START SOURCE PASSAGE
Not all that enhances is vasculitis, however, as atherosclerotic plaque will also enhance if the vessel wall is inflamed. The two distinct entities can be differentiated by their pattern of enhancement: the typical HR-VWI findings of atherosclerotic plaque are inherently heterogeneous, eccentric (irregular) with differing degrees of enhancement, while vasculitis is associated with concentric smooth vascular wall enhancement9, 17, 18. Similarly, lack of enhancement should not completely rule out a vasculitic process, although it should prompt the clinician to consider a noninflammatory entity such as reversible cerebral vasoconstriction syndrome (RCVS). RCVS should have no contrast enhancement, as there is no inflammation of the vessel wall itself. Rarely, RCSV might exhibit minimal or mild enhancement, compared to with the typical intense wall enhancement in active vasculitis15, 19.
Furthermore, HR-VWI could be used to monitor the disease activity, as decreased vessel wall enhancement was recently proposed as a biomarker of response to immunomodulatory treatment in patients with CNS vasculitis13, 20.
Regarding small vessel disease, Zeiler at al. highlighted that HR-VWI may be able not only to identify distal vascular inflammation but also to direct open biopsies of intracranial target vessels and adjacent brain parenchyma3. HR-VWI findings in SS similar to our case were not found in the literature. A letter to the editor recently reported 3 patients with SS, whose HR-VWI either exhibited no abnormality or leptomeningeal cerebellar enhancement21. Hence, the application of HR-VWI in small vessel CNS vasculitides needs to be further explored.
END SOURCE PASSAGE
> **EXERCISE REQUIREMENTS**
Extend the passage on vessel wall imaging in vasculitis, picking up after its last sentence. The data that follows has nothing to do with this.
START RECORDS SUPPLIED
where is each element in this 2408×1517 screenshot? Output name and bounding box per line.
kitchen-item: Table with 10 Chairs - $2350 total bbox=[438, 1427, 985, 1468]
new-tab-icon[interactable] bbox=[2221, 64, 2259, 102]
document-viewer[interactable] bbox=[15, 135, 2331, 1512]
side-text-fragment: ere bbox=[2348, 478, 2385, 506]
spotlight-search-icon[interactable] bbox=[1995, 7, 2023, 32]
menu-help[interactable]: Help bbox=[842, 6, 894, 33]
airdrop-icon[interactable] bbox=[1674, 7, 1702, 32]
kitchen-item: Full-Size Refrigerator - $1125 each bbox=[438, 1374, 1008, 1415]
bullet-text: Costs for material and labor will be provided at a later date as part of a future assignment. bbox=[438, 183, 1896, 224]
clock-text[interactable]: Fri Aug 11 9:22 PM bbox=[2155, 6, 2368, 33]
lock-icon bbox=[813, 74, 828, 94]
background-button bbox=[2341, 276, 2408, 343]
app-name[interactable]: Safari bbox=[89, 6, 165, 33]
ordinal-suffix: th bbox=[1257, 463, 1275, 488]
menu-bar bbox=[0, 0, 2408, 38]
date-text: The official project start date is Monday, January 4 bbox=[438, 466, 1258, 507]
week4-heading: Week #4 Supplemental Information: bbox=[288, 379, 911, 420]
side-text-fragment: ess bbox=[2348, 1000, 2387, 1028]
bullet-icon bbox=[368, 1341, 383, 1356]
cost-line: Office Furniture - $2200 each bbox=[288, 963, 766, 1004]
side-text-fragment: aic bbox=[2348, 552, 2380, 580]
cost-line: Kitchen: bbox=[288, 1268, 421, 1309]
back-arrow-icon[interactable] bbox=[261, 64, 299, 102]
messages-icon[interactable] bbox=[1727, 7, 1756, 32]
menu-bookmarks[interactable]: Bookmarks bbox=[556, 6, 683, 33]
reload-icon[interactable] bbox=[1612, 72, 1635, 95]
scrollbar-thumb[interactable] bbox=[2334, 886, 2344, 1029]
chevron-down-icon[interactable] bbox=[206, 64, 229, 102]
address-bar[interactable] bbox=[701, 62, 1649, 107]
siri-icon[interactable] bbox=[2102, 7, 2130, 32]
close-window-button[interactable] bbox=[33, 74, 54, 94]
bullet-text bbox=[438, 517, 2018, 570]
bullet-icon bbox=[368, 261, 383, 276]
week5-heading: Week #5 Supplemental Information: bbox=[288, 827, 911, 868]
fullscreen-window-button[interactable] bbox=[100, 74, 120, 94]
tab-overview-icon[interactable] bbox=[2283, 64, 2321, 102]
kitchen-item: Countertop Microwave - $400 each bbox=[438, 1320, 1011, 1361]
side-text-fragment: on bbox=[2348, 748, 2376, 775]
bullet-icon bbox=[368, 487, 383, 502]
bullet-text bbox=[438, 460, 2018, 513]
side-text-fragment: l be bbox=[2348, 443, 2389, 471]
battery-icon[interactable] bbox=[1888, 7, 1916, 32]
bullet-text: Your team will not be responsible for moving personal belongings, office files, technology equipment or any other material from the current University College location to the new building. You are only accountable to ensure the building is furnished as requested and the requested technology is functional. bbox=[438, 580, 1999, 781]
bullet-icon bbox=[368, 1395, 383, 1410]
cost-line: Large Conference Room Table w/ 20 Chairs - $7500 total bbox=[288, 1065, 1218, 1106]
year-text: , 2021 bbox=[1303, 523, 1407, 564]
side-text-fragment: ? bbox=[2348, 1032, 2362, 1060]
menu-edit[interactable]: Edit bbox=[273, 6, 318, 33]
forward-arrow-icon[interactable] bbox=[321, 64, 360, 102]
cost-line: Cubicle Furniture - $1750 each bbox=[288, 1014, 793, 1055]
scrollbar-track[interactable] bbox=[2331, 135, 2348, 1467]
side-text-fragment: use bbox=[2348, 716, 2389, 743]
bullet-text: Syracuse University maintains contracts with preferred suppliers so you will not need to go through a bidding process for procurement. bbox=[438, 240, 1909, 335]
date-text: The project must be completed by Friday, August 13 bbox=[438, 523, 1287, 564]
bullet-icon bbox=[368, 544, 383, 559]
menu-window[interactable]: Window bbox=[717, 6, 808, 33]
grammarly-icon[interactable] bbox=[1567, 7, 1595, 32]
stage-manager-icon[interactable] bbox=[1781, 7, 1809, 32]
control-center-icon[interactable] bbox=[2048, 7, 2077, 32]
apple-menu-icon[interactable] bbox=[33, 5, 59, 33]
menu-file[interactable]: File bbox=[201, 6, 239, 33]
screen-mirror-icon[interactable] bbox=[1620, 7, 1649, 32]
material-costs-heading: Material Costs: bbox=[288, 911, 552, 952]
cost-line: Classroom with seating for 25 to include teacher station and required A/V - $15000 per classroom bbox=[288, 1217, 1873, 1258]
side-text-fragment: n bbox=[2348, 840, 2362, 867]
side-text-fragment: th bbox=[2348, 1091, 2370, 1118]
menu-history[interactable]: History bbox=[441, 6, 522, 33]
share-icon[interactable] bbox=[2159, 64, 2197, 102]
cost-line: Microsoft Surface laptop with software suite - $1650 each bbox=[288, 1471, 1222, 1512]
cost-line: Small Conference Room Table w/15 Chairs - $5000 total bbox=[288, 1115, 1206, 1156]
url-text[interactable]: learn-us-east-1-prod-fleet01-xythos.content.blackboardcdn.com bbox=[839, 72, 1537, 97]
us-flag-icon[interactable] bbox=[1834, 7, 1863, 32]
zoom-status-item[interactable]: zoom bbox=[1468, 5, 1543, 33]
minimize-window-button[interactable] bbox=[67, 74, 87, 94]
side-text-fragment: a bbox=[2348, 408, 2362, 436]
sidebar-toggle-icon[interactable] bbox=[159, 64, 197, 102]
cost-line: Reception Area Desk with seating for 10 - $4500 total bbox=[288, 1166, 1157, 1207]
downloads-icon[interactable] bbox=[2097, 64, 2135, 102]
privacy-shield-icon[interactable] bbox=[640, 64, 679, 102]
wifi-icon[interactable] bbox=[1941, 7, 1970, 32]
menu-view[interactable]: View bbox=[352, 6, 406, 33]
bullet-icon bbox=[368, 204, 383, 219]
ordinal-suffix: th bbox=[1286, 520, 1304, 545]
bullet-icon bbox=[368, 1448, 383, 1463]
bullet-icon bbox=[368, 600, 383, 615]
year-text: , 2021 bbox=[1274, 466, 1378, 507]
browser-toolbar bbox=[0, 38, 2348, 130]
END RECORDS SUPPLIED
> **EXERCISE RESULT**
HR-VWI emerges as essential adjunct to a timely positive diagnosis of CNS vasculitis, by identifying specific inflammatory features and differentiating them from atherosclerotic plaque, RCVS, dissections and other non-inflammatory non-atherosclerotic vasculopathies such as moyamoya1, 22, 23. This diagnostic tool may play a role in cryptogenic stroke work-up by identifying stroke syndromes due to inflammatory vasculopathy24, 25. Additionally, it may provide a noninvasive modality to track intracranial vasculopathy progression and response to treatment, as well as to identify a peripherally located inflamed vessel to target for biopsy1, 3. Given the extensive healthcare costs and inherent risks associated with diagnosing cerebral vasculitis, including invasive procedures such as DSA and brain biopsy, a future prospective diagnostic utility study to determine actionability of HR-VWI findings is certainly warranted.
Conclusions:
Clinicians taking care of patients with CNS vasculitis should be familiar with HR-VWI applications, diagnostic and monitoring value. As more institutions incorporate HR-VWI in their neuroimaging armamentarium, more associations between neuroimaging findings and specific disease processes may become apparent to further guide clinical practice.
Study Funding:
supported in part by NIH/NHLBI 1R01 HL147355
Conflicts of Interest: Drs. Fan and Song are funded by NIH/NHLBI 1R01 HL147355; Dr. Lyden is funded by NIH, U24NS113452 and R01 NS07930. Dr. Lyden receives royalties from the book Thrombolytic Therapy for Acute Ischemic Stroke, 3rd ed. Drs. Padrick, Maya, Szumski and Dumitrascu have no relevant financial disclosures.